===== Input data

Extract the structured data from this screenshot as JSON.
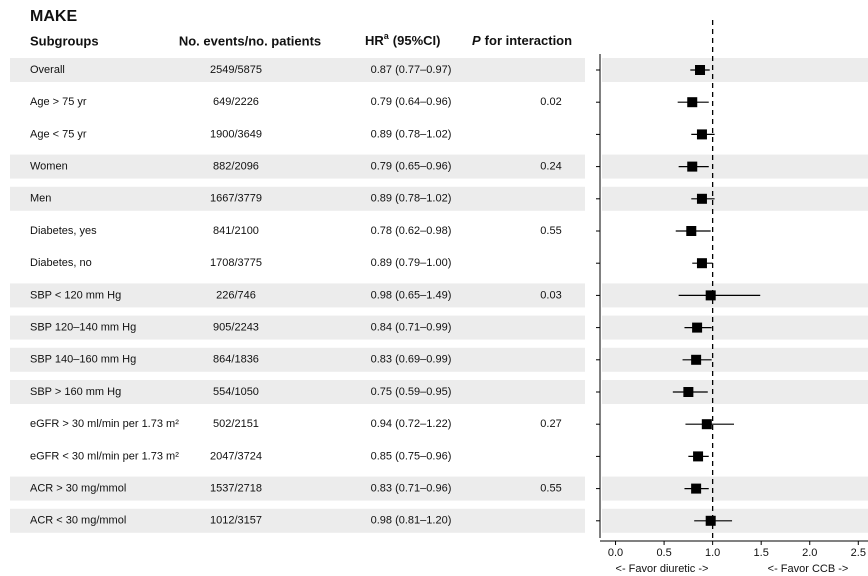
{
  "chart_data": {
    "type": "forest",
    "title": "MAKE",
    "headers": {
      "subgroups": "Subgroups",
      "events": "No. events/no. patients",
      "hr": "HR",
      "hr_sup": "a",
      "hr_ci": "(95%CI)",
      "p_italic": "P",
      "p_rest": "for interaction"
    },
    "categories": [
      "Overall",
      "Age > 75 yr",
      "Age < 75 yr",
      "Women",
      "Men",
      "Diabetes, yes",
      "Diabetes, no",
      "SBP < 120 mm Hg",
      "SBP 120–140 mm Hg",
      "SBP 140–160 mm Hg",
      "SBP > 160 mm Hg",
      "eGFR > 30 ml/min per 1.73 m²",
      "eGFR < 30 ml/min per 1.73 m²",
      "ACR > 30 mg/mmol",
      "ACR < 30 mg/mmol"
    ],
    "events": [
      "2549/5875",
      "649/2226",
      "1900/3649",
      "882/2096",
      "1667/3779",
      "841/2100",
      "1708/3775",
      "226/746",
      "905/2243",
      "864/1836",
      "554/1050",
      "502/2151",
      "2047/3724",
      "1537/2718",
      "1012/3157"
    ],
    "values": [
      0.87,
      0.79,
      0.89,
      0.79,
      0.89,
      0.78,
      0.89,
      0.98,
      0.84,
      0.83,
      0.75,
      0.94,
      0.85,
      0.83,
      0.98
    ],
    "lower": [
      0.77,
      0.64,
      0.78,
      0.65,
      0.78,
      0.62,
      0.79,
      0.65,
      0.71,
      0.69,
      0.59,
      0.72,
      0.75,
      0.71,
      0.81
    ],
    "upper": [
      0.97,
      0.96,
      1.02,
      0.96,
      1.02,
      0.98,
      1.0,
      1.49,
      0.99,
      0.99,
      0.95,
      1.22,
      0.96,
      0.96,
      1.2
    ],
    "value_labels": [
      "0.87 (0.77–0.97)",
      "0.79 (0.64–0.96)",
      "0.89 (0.78–1.02)",
      "0.79 (0.65–0.96)",
      "0.89 (0.78–1.02)",
      "0.78 (0.62–0.98)",
      "0.89 (0.79–1.00)",
      "0.98 (0.65–1.49)",
      "0.84 (0.71–0.99)",
      "0.83 (0.69–0.99)",
      "0.75 (0.59–0.95)",
      "0.94 (0.72–1.22)",
      "0.85 (0.75–0.96)",
      "0.83 (0.71–0.96)",
      "0.98 (0.81–1.20)"
    ],
    "p_interaction": [
      null,
      0.02,
      null,
      0.24,
      null,
      0.55,
      null,
      0.03,
      null,
      null,
      null,
      0.27,
      null,
      0.55,
      null
    ],
    "xlim": [
      -0.16,
      2.6
    ],
    "xticks": [
      {
        "value": 0,
        "label": "0.0"
      },
      0.5,
      {
        "value": 1,
        "label": "1.0"
      },
      1.5,
      {
        "value": 2,
        "label": "2.0"
      },
      2.5
    ],
    "refline": 1,
    "xlabel_left": "<- Favor diuretic ->",
    "xlabel_right": "<- Favor CCB ->",
    "color": "#000000",
    "band_color": "#ececec"
  }
}
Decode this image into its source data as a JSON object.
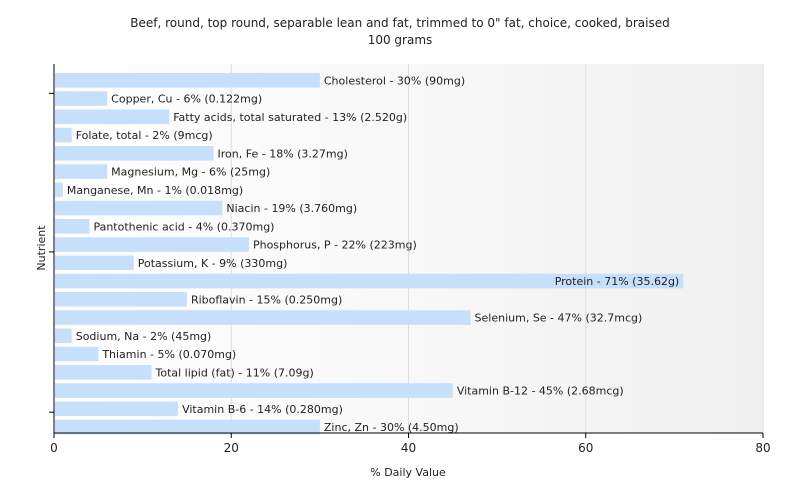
{
  "chart_data": {
    "type": "bar",
    "orientation": "horizontal",
    "title": "Beef, round, top round, separable lean and fat, trimmed to 0\" fat, choice, cooked, braised",
    "subtitle": "100 grams",
    "xlabel": "% Daily Value",
    "ylabel": "Nutrient",
    "xlim": [
      0,
      80
    ],
    "xticks": [
      0,
      20,
      40,
      60,
      80
    ],
    "grid": true,
    "bar_color": "#c6dffa",
    "categories": [
      "Cholesterol",
      "Copper, Cu",
      "Fatty acids, total saturated",
      "Folate, total",
      "Iron, Fe",
      "Magnesium, Mg",
      "Manganese, Mn",
      "Niacin",
      "Pantothenic acid",
      "Phosphorus, P",
      "Potassium, K",
      "Protein",
      "Riboflavin",
      "Selenium, Se",
      "Sodium, Na",
      "Thiamin",
      "Total lipid (fat)",
      "Vitamin B-12",
      "Vitamin B-6",
      "Zinc, Zn"
    ],
    "values": [
      30,
      6,
      13,
      2,
      18,
      6,
      1,
      19,
      4,
      22,
      9,
      71,
      15,
      47,
      2,
      5,
      11,
      45,
      14,
      30
    ],
    "data_labels": [
      "Cholesterol - 30% (90mg)",
      "Copper, Cu - 6% (0.122mg)",
      "Fatty acids, total saturated - 13% (2.520g)",
      "Folate, total - 2% (9mcg)",
      "Iron, Fe - 18% (3.27mg)",
      "Magnesium, Mg - 6% (25mg)",
      "Manganese, Mn - 1% (0.018mg)",
      "Niacin - 19% (3.760mg)",
      "Pantothenic acid - 4% (0.370mg)",
      "Phosphorus, P - 22% (223mg)",
      "Potassium, K - 9% (330mg)",
      "Protein - 71% (35.62g)",
      "Riboflavin - 15% (0.250mg)",
      "Selenium, Se - 47% (32.7mcg)",
      "Sodium, Na - 2% (45mg)",
      "Thiamin - 5% (0.070mg)",
      "Total lipid (fat) - 11% (7.09g)",
      "Vitamin B-12 - 45% (2.68mcg)",
      "Vitamin B-6 - 14% (0.280mg)",
      "Zinc, Zn - 30% (4.50mg)"
    ]
  }
}
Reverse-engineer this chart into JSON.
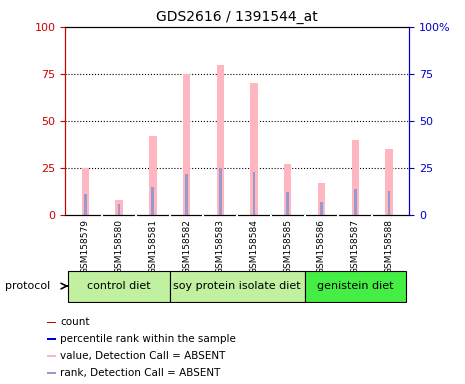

==========

_Requirement_
When pictures appear among the entries, skip them and copy all remaining text precisely.

_Finished task_
Extract the structured data from this screenshot as JSON.
{
  "chart_data": {
    "type": "forest",
    "title": "MAKE",
    "headers": {
      "subgroups": "Subgroups",
      "events": "No. events/no. patients",
      "hr": "HR",
      "hr_sup": "a",
      "hr_ci": "(95%CI)",
      "p_italic": "P",
      "p_rest": "for interaction"
    },
    "categories": [
      "Overall",
      "Age > 75 yr",
      "Age < 75 yr",
      "Women",
      "Men",
      "Diabetes, yes",
      "Diabetes, no",
      "SBP < 120 mm Hg",
      "SBP 120–140 mm Hg",
      "SBP 140–160 mm Hg",
      "SBP > 160 mm Hg",
      "eGFR > 30 ml/min per 1.73 m²",
      "eGFR < 30 ml/min per 1.73 m²",
      "ACR > 30 mg/mmol",
      "ACR < 30 mg/mmol"
    ],
    "events": [
      "2549/5875",
      "649/2226",
      "1900/3649",
      "882/2096",
      "1667/3779",
      "841/2100",
      "1708/3775",
      "226/746",
      "905/2243",
      "864/1836",
      "554/1050",
      "502/2151",
      "2047/3724",
      "1537/2718",
      "1012/3157"
    ],
    "values": [
      0.87,
      0.79,
      0.89,
      0.79,
      0.89,
      0.78,
      0.89,
      0.98,
      0.84,
      0.83,
      0.75,
      0.94,
      0.85,
      0.83,
      0.98
    ],
    "lower": [
      0.77,
      0.64,
      0.78,
      0.65,
      0.78,
      0.62,
      0.79,
      0.65,
      0.71,
      0.69,
      0.59,
      0.72,
      0.75,
      0.71,
      0.81
    ],
    "upper": [
      0.97,
      0.96,
      1.02,
      0.96,
      1.02,
      0.98,
      1.0,
      1.49,
      0.99,
      0.99,
      0.95,
      1.22,
      0.96,
      0.96,
      1.2
    ],
    "value_labels": [
      "0.87 (0.77–0.97)",
      "0.79 (0.64–0.96)",
      "0.89 (0.78–1.02)",
      "0.79 (0.65–0.96)",
      "0.89 (0.78–1.02)",
      "0.78 (0.62–0.98)",
      "0.89 (0.79–1.00)",
      "0.98 (0.65–1.49)",
      "0.84 (0.71–0.99)",
      "0.83 (0.69–0.99)",
      "0.75 (0.59–0.95)",
      "0.94 (0.72–1.22)",
      "0.85 (0.75–0.96)",
      "0.83 (0.71–0.96)",
      "0.98 (0.81–1.20)"
    ],
    "p_interaction": [
      null,
      0.02,
      null,
      0.24,
      null,
      0.55,
      null,
      0.03,
      null,
      null,
      null,
      0.27,
      null,
      0.55,
      null
    ],
    "xlim": [
      -0.16,
      2.6
    ],
    "xticks": [
      {
        "value": 0,
        "label": "0.0"
      },
      0.5,
      {
        "value": 1,
        "label": "1.0"
      },
      1.5,
      {
        "value": 2,
        "label": "2.0"
      },
      2.5
    ],
    "refline": 1,
    "xlabel_left": "<- Favor diuretic ->",
    "xlabel_right": "<- Favor CCB ->",
    "color": "#000000",
    "band_color": "#ececec"
  }
}
Decode this image into its source data as a JSON object.
{
  "chart_data": {
    "type": "bar",
    "orientation": "horizontal",
    "title": "Beef, round, top round, separable lean and fat, trimmed to 0\" fat, choice, cooked, braised",
    "subtitle": "100 grams",
    "xlabel": "% Daily Value",
    "ylabel": "Nutrient",
    "xlim": [
      0,
      80
    ],
    "xticks": [
      0,
      20,
      40,
      60,
      80
    ],
    "grid": true,
    "bar_color": "#c6dffa",
    "categories": [
      "Cholesterol",
      "Copper, Cu",
      "Fatty acids, total saturated",
      "Folate, total",
      "Iron, Fe",
      "Magnesium, Mg",
      "Manganese, Mn",
      "Niacin",
      "Pantothenic acid",
      "Phosphorus, P",
      "Potassium, K",
      "Protein",
      "Riboflavin",
      "Selenium, Se",
      "Sodium, Na",
      "Thiamin",
      "Total lipid (fat)",
      "Vitamin B-12",
      "Vitamin B-6",
      "Zinc, Zn"
    ],
    "values": [
      30,
      6,
      13,
      2,
      18,
      6,
      1,
      19,
      4,
      22,
      9,
      71,
      15,
      47,
      2,
      5,
      11,
      45,
      14,
      30
    ],
    "data_labels": [
      "Cholesterol - 30% (90mg)",
      "Copper, Cu - 6% (0.122mg)",
      "Fatty acids, total saturated - 13% (2.520g)",
      "Folate, total - 2% (9mcg)",
      "Iron, Fe - 18% (3.27mg)",
      "Magnesium, Mg - 6% (25mg)",
      "Manganese, Mn - 1% (0.018mg)",
      "Niacin - 19% (3.760mg)",
      "Pantothenic acid - 4% (0.370mg)",
      "Phosphorus, P - 22% (223mg)",
      "Potassium, K - 9% (330mg)",
      "Protein - 71% (35.62g)",
      "Riboflavin - 15% (0.250mg)",
      "Selenium, Se - 47% (32.7mcg)",
      "Sodium, Na - 2% (45mg)",
      "Thiamin - 5% (0.070mg)",
      "Total lipid (fat) - 11% (7.09g)",
      "Vitamin B-12 - 45% (2.68mcg)",
      "Vitamin B-6 - 14% (0.280mg)",
      "Zinc, Zn - 30% (4.50mg)"
    ]
  }
}
Reverse-engineer this chart into JSON.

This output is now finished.